— START OF THE INPUT —
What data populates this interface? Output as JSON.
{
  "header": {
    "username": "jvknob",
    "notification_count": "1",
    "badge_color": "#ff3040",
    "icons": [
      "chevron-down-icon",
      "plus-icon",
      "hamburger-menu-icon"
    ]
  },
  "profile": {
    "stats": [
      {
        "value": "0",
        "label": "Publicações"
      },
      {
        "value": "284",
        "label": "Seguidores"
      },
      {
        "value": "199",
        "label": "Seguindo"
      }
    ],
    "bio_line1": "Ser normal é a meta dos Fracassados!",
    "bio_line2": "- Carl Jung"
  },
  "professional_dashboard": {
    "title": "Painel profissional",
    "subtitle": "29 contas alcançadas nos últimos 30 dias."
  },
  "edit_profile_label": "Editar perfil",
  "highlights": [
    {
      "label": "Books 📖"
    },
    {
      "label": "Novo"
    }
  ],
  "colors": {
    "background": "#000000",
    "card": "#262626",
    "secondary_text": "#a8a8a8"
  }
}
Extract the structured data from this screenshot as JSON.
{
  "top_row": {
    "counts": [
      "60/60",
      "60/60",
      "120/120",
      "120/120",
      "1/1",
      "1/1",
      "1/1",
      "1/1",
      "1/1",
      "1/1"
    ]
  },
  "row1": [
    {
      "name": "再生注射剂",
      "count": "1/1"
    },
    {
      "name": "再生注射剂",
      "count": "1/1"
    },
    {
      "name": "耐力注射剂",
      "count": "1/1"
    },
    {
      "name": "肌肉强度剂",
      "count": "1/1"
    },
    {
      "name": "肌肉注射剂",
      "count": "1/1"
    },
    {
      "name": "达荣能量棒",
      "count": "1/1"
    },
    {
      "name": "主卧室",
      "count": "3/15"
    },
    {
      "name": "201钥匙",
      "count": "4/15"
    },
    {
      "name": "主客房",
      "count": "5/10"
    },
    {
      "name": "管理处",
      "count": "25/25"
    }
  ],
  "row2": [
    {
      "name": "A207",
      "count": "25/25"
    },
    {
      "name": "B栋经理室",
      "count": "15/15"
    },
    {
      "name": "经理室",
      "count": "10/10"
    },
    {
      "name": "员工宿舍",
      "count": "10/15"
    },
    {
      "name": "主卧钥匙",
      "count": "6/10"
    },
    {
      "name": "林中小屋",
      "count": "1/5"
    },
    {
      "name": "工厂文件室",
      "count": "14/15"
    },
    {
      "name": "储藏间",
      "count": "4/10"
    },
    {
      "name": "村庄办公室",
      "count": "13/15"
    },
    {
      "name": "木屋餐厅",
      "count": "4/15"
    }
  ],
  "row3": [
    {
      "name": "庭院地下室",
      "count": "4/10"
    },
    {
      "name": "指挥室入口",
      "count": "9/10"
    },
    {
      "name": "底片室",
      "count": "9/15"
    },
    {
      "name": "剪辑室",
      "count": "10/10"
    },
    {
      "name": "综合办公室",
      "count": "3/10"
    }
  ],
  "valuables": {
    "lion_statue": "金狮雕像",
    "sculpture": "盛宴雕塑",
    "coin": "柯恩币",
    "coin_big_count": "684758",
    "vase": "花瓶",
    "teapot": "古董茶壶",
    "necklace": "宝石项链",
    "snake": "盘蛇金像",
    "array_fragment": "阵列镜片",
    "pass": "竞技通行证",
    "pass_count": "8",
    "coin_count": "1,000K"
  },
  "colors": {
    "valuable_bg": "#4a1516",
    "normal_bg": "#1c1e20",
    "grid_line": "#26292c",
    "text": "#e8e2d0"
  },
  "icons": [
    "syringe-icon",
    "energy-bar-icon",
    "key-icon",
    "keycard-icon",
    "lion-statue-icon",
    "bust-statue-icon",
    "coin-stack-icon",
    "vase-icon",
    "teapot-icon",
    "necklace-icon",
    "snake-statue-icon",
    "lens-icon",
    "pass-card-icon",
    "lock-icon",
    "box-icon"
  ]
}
— END OF THE INPUT —
* **TO DO**
Copy the records above exactly as they appear.

* **ANSWER IN FULL**
What data populates this interface? Output as JSON.
{
  "header": {
    "username": "jvknob",
    "notification_count": "1",
    "badge_color": "#ff3040",
    "icons": [
      "chevron-down-icon",
      "plus-icon",
      "hamburger-menu-icon"
    ]
  },
  "profile": {
    "stats": [
      {
        "value": "0",
        "label": "Publicações"
      },
      {
        "value": "284",
        "label": "Seguidores"
      },
      {
        "value": "199",
        "label": "Seguindo"
      }
    ],
    "bio_line1": "Ser normal é a meta dos Fracassados!",
    "bio_line2": "- Carl Jung"
  },
  "professional_dashboard": {
    "title": "Painel profissional",
    "subtitle": "29 contas alcançadas nos últimos 30 dias."
  },
  "edit_profile_label": "Editar perfil",
  "highlights": [
    {
      "label": "Books 📖"
    },
    {
      "label": "Novo"
    }
  ],
  "colors": {
    "background": "#000000",
    "card": "#262626",
    "secondary_text": "#a8a8a8"
  }
}
Extract the structured data from this screenshot as JSON.
{
  "top_row": {
    "counts": [
      "60/60",
      "60/60",
      "120/120",
      "120/120",
      "1/1",
      "1/1",
      "1/1",
      "1/1",
      "1/1",
      "1/1"
    ]
  },
  "row1": [
    {
      "name": "再生注射剂",
      "count": "1/1"
    },
    {
      "name": "再生注射剂",
      "count": "1/1"
    },
    {
      "name": "耐力注射剂",
      "count": "1/1"
    },
    {
      "name": "肌肉强度剂",
      "count": "1/1"
    },
    {
      "name": "肌肉注射剂",
      "count": "1/1"
    },
    {
      "name": "达荣能量棒",
      "count": "1/1"
    },
    {
      "name": "主卧室",
      "count": "3/15"
    },
    {
      "name": "201钥匙",
      "count": "4/15"
    },
    {
      "name": "主客房",
      "count": "5/10"
    },
    {
      "name": "管理处",
      "count": "25/25"
    }
  ],
  "row2": [
    {
      "name": "A207",
      "count": "25/25"
    },
    {
      "name": "B栋经理室",
      "count": "15/15"
    },
    {
      "name": "经理室",
      "count": "10/10"
    },
    {
      "name": "员工宿舍",
      "count": "10/15"
    },
    {
      "name": "主卧钥匙",
      "count": "6/10"
    },
    {
      "name": "林中小屋",
      "count": "1/5"
    },
    {
      "name": "工厂文件室",
      "count": "14/15"
    },
    {
      "name": "储藏间",
      "count": "4/10"
    },
    {
      "name": "村庄办公室",
      "count": "13/15"
    },
    {
      "name": "木屋餐厅",
      "count": "4/15"
    }
  ],
  "row3": [
    {
      "name": "庭院地下室",
      "count": "4/10"
    },
    {
      "name": "指挥室入口",
      "count": "9/10"
    },
    {
      "name": "底片室",
      "count": "9/15"
    },
    {
      "name": "剪辑室",
      "count": "10/10"
    },
    {
      "name": "综合办公室",
      "count": "3/10"
    }
  ],
  "valuables": {
    "lion_statue": "金狮雕像",
    "sculpture": "盛宴雕塑",
    "coin": "柯恩币",
    "coin_big_count": "684758",
    "vase": "花瓶",
    "teapot": "古董茶壶",
    "necklace": "宝石项链",
    "snake": "盘蛇金像",
    "array_fragment": "阵列镜片",
    "pass": "竞技通行证",
    "pass_count": "8",
    "coin_count": "1,000K"
  },
  "colors": {
    "valuable_bg": "#4a1516",
    "normal_bg": "#1c1e20",
    "grid_line": "#26292c",
    "text": "#e8e2d0"
  },
  "icons": [
    "syringe-icon",
    "energy-bar-icon",
    "key-icon",
    "keycard-icon",
    "lion-statue-icon",
    "bust-statue-icon",
    "coin-stack-icon",
    "vase-icon",
    "teapot-icon",
    "necklace-icon",
    "snake-statue-icon",
    "lens-icon",
    "pass-card-icon",
    "lock-icon",
    "box-icon"
  ]
}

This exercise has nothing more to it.